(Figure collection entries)

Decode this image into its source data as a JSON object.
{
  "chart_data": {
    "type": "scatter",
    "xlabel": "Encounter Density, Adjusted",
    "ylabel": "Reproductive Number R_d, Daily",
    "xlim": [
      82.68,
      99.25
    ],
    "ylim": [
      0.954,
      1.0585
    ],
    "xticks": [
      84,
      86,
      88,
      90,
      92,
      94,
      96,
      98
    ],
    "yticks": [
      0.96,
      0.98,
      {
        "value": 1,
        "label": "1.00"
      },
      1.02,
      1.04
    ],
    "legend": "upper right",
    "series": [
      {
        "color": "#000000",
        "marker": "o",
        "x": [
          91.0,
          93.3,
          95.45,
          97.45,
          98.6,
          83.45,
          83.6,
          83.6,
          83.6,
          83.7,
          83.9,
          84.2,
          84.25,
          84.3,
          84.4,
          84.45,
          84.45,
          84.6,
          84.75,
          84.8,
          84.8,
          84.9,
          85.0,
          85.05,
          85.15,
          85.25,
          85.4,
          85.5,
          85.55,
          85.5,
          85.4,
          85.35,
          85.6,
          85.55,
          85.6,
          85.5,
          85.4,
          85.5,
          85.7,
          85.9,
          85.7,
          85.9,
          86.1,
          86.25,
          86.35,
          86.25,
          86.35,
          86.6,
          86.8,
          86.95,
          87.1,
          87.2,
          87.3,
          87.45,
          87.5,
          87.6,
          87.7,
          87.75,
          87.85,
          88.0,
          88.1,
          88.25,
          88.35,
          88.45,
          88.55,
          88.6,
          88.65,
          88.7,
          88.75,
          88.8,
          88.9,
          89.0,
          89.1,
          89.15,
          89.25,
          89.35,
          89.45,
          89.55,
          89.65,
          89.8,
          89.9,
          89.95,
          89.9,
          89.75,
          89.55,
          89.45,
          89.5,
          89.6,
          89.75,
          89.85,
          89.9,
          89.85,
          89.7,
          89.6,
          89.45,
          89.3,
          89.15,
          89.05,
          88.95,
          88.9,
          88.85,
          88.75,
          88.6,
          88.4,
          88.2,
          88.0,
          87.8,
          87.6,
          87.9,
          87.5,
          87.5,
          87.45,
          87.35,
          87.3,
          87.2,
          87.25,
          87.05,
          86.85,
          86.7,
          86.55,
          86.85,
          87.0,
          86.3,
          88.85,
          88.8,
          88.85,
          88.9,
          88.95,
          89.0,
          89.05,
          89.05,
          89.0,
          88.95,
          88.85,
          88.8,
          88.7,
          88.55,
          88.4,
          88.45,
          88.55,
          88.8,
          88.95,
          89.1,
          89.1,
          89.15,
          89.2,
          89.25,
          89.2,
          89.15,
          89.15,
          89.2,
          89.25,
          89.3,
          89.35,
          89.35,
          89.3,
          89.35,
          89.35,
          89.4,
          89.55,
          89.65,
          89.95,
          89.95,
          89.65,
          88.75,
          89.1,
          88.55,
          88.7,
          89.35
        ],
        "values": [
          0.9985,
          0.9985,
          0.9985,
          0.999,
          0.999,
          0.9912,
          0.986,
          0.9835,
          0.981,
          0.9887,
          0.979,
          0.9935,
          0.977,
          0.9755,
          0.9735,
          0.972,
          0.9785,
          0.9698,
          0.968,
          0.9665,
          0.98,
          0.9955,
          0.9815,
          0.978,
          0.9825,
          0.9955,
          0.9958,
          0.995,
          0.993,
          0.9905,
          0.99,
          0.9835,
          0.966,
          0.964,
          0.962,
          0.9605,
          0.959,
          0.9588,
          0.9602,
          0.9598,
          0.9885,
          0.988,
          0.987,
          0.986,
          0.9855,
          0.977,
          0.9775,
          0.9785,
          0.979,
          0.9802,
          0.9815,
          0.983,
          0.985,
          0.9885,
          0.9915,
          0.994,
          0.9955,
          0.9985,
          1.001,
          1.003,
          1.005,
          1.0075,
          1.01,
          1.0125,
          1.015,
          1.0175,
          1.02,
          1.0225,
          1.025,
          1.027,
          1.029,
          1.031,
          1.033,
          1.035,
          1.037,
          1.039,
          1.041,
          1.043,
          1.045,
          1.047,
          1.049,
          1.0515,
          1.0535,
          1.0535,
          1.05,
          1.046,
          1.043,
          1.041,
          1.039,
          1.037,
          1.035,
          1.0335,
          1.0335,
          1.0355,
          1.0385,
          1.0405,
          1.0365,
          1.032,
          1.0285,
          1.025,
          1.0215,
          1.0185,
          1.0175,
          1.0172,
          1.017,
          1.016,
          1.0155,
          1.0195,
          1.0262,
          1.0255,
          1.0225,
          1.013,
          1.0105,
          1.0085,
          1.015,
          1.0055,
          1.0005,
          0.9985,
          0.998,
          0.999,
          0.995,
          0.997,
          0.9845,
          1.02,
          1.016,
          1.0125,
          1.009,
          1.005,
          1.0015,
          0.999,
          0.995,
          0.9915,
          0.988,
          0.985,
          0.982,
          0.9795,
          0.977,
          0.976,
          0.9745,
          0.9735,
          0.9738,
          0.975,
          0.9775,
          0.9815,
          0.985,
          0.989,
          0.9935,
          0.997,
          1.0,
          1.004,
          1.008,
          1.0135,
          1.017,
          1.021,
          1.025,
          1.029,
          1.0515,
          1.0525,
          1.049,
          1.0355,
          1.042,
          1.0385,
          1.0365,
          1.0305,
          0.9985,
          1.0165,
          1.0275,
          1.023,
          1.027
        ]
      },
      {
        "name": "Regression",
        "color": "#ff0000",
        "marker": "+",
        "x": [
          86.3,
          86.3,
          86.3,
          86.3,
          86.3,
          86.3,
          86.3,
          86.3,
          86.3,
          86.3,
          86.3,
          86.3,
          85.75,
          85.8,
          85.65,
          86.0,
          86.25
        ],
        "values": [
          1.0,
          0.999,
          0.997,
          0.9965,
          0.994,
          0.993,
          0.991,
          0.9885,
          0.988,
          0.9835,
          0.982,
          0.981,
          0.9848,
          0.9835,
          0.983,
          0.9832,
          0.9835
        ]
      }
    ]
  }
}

**Problem requirements**
Return the material exactly as it stands.

**Exercise solution**
Decode this image into its source data as a JSON object.
{
  "chart_data": {
    "type": "scatter",
    "xlabel": "Encounter Density, Adjusted",
    "ylabel": "Reproductive Number R_d, Daily",
    "xlim": [
      82.68,
      99.25
    ],
    "ylim": [
      0.954,
      1.0585
    ],
    "xticks": [
      84,
      86,
      88,
      90,
      92,
      94,
      96,
      98
    ],
    "yticks": [
      0.96,
      0.98,
      {
        "value": 1,
        "label": "1.00"
      },
      1.02,
      1.04
    ],
    "legend": "upper right",
    "series": [
      {
        "color": "#000000",
        "marker": "o",
        "x": [
          91.0,
          93.3,
          95.45,
          97.45,
          98.6,
          83.45,
          83.6,
          83.6,
          83.6,
          83.7,
          83.9,
          84.2,
          84.25,
          84.3,
          84.4,
          84.45,
          84.45,
          84.6,
          84.75,
          84.8,
          84.8,
          84.9,
          85.0,
          85.05,
          85.15,
          85.25,
          85.4,
          85.5,
          85.55,
          85.5,
          85.4,
          85.35,
          85.6,
          85.55,
          85.6,
          85.5,
          85.4,
          85.5,
          85.7,
          85.9,
          85.7,
          85.9,
          86.1,
          86.25,
          86.35,
          86.25,
          86.35,
          86.6,
          86.8,
          86.95,
          87.1,
          87.2,
          87.3,
          87.45,
          87.5,
          87.6,
          87.7,
          87.75,
          87.85,
          88.0,
          88.1,
          88.25,
          88.35,
          88.45,
          88.55,
          88.6,
          88.65,
          88.7,
          88.75,
          88.8,
          88.9,
          89.0,
          89.1,
          89.15,
          89.25,
          89.35,
          89.45,
          89.55,
          89.65,
          89.8,
          89.9,
          89.95,
          89.9,
          89.75,
          89.55,
          89.45,
          89.5,
          89.6,
          89.75,
          89.85,
          89.9,
          89.85,
          89.7,
          89.6,
          89.45,
          89.3,
          89.15,
          89.05,
          88.95,
          88.9,
          88.85,
          88.75,
          88.6,
          88.4,
          88.2,
          88.0,
          87.8,
          87.6,
          87.9,
          87.5,
          87.5,
          87.45,
          87.35,
          87.3,
          87.2,
          87.25,
          87.05,
          86.85,
          86.7,
          86.55,
          86.85,
          87.0,
          86.3,
          88.85,
          88.8,
          88.85,
          88.9,
          88.95,
          89.0,
          89.05,
          89.05,
          89.0,
          88.95,
          88.85,
          88.8,
          88.7,
          88.55,
          88.4,
          88.45,
          88.55,
          88.8,
          88.95,
          89.1,
          89.1,
          89.15,
          89.2,
          89.25,
          89.2,
          89.15,
          89.15,
          89.2,
          89.25,
          89.3,
          89.35,
          89.35,
          89.3,
          89.35,
          89.35,
          89.4,
          89.55,
          89.65,
          89.95,
          89.95,
          89.65,
          88.75,
          89.1,
          88.55,
          88.7,
          89.35
        ],
        "values": [
          0.9985,
          0.9985,
          0.9985,
          0.999,
          0.999,
          0.9912,
          0.986,
          0.9835,
          0.981,
          0.9887,
          0.979,
          0.9935,
          0.977,
          0.9755,
          0.9735,
          0.972,
          0.9785,
          0.9698,
          0.968,
          0.9665,
          0.98,
          0.9955,
          0.9815,
          0.978,
          0.9825,
          0.9955,
          0.9958,
          0.995,
          0.993,
          0.9905,
          0.99,
          0.9835,
          0.966,
          0.964,
          0.962,
          0.9605,
          0.959,
          0.9588,
          0.9602,
          0.9598,
          0.9885,
          0.988,
          0.987,
          0.986,
          0.9855,
          0.977,
          0.9775,
          0.9785,
          0.979,
          0.9802,
          0.9815,
          0.983,
          0.985,
          0.9885,
          0.9915,
          0.994,
          0.9955,
          0.9985,
          1.001,
          1.003,
          1.005,
          1.0075,
          1.01,
          1.0125,
          1.015,
          1.0175,
          1.02,
          1.0225,
          1.025,
          1.027,
          1.029,
          1.031,
          1.033,
          1.035,
          1.037,
          1.039,
          1.041,
          1.043,
          1.045,
          1.047,
          1.049,
          1.0515,
          1.0535,
          1.0535,
          1.05,
          1.046,
          1.043,
          1.041,
          1.039,
          1.037,
          1.035,
          1.0335,
          1.0335,
          1.0355,
          1.0385,
          1.0405,
          1.0365,
          1.032,
          1.0285,
          1.025,
          1.0215,
          1.0185,
          1.0175,
          1.0172,
          1.017,
          1.016,
          1.0155,
          1.0195,
          1.0262,
          1.0255,
          1.0225,
          1.013,
          1.0105,
          1.0085,
          1.015,
          1.0055,
          1.0005,
          0.9985,
          0.998,
          0.999,
          0.995,
          0.997,
          0.9845,
          1.02,
          1.016,
          1.0125,
          1.009,
          1.005,
          1.0015,
          0.999,
          0.995,
          0.9915,
          0.988,
          0.985,
          0.982,
          0.9795,
          0.977,
          0.976,
          0.9745,
          0.9735,
          0.9738,
          0.975,
          0.9775,
          0.9815,
          0.985,
          0.989,
          0.9935,
          0.997,
          1.0,
          1.004,
          1.008,
          1.0135,
          1.017,
          1.021,
          1.025,
          1.029,
          1.0515,
          1.0525,
          1.049,
          1.0355,
          1.042,
          1.0385,
          1.0365,
          1.0305,
          0.9985,
          1.0165,
          1.0275,
          1.023,
          1.027
        ]
      },
      {
        "name": "Regression",
        "color": "#ff0000",
        "marker": "+",
        "x": [
          86.3,
          86.3,
          86.3,
          86.3,
          86.3,
          86.3,
          86.3,
          86.3,
          86.3,
          86.3,
          86.3,
          86.3,
          85.75,
          85.8,
          85.65,
          86.0,
          86.25
        ],
        "values": [
          1.0,
          0.999,
          0.997,
          0.9965,
          0.994,
          0.993,
          0.991,
          0.9885,
          0.988,
          0.9835,
          0.982,
          0.981,
          0.9848,
          0.9835,
          0.983,
          0.9832,
          0.9835
        ]
      }
    ]
  }
}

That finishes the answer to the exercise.